• SET PROBLEM
Exclude the pictures and reproduce the remaining data exactly as written.

• INFORMATION SHOWN

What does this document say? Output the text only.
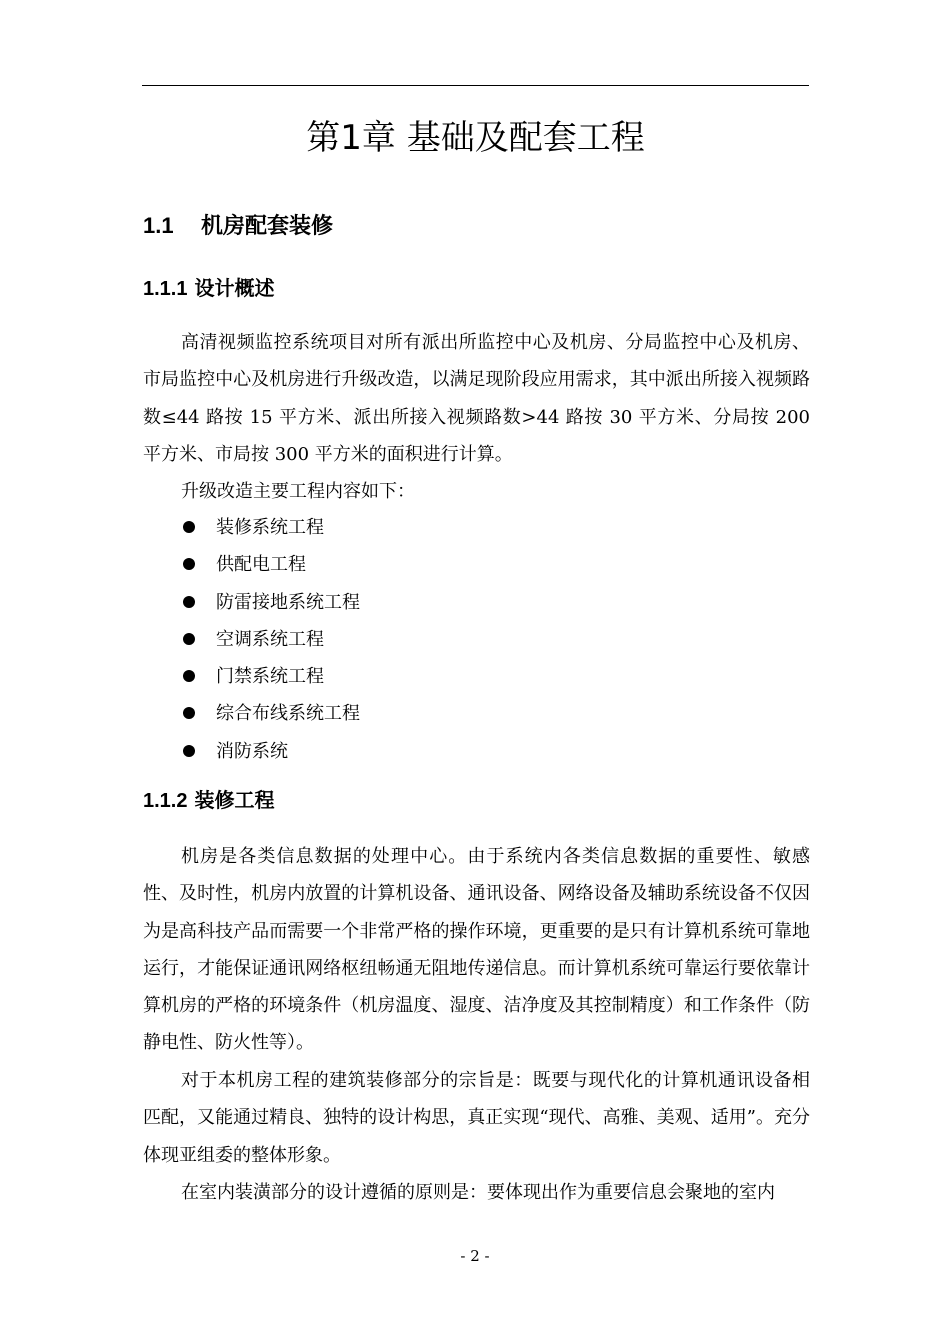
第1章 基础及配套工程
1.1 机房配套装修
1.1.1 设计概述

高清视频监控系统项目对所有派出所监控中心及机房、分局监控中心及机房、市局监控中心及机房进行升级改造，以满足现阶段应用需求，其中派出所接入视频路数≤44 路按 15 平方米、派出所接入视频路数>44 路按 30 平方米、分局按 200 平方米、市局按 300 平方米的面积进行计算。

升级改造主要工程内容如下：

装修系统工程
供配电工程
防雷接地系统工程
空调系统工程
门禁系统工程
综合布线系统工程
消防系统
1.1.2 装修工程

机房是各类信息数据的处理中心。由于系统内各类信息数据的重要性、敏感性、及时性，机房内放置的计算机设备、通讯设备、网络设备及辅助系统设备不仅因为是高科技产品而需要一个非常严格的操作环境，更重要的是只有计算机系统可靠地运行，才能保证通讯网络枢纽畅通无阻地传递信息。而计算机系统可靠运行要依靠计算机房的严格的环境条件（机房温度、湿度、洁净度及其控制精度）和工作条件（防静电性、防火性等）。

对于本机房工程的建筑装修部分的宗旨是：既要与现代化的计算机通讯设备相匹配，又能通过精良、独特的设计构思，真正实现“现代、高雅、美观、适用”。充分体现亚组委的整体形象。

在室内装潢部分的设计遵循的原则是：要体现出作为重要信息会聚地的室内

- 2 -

• WRITTEN ANSWER
What does this document say? Output the text only.
第1章 基础及配套工程
1.1 机房配套装修
1.1.1 设计概述

高清视频监控系统项目对所有派出所监控中心及机房、分局监控中心及机房、市局监控中心及机房进行升级改造，以满足现阶段应用需求，其中派出所接入视频路数≤44 路按 15 平方米、派出所接入视频路数>44 路按 30 平方米、分局按 200 平方米、市局按 300 平方米的面积进行计算。

升级改造主要工程内容如下：

装修系统工程
供配电工程
防雷接地系统工程
空调系统工程
门禁系统工程
综合布线系统工程
消防系统
1.1.2 装修工程

机房是各类信息数据的处理中心。由于系统内各类信息数据的重要性、敏感性、及时性，机房内放置的计算机设备、通讯设备、网络设备及辅助系统设备不仅因为是高科技产品而需要一个非常严格的操作环境，更重要的是只有计算机系统可靠地运行，才能保证通讯网络枢纽畅通无阻地传递信息。而计算机系统可靠运行要依靠计算机房的严格的环境条件（机房温度、湿度、洁净度及其控制精度）和工作条件（防静电性、防火性等）。

对于本机房工程的建筑装修部分的宗旨是：既要与现代化的计算机通讯设备相匹配，又能通过精良、独特的设计构思，真正实现“现代、高雅、美观、适用”。充分体现亚组委的整体形象。

在室内装潢部分的设计遵循的原则是：要体现出作为重要信息会聚地的室内

- 2 -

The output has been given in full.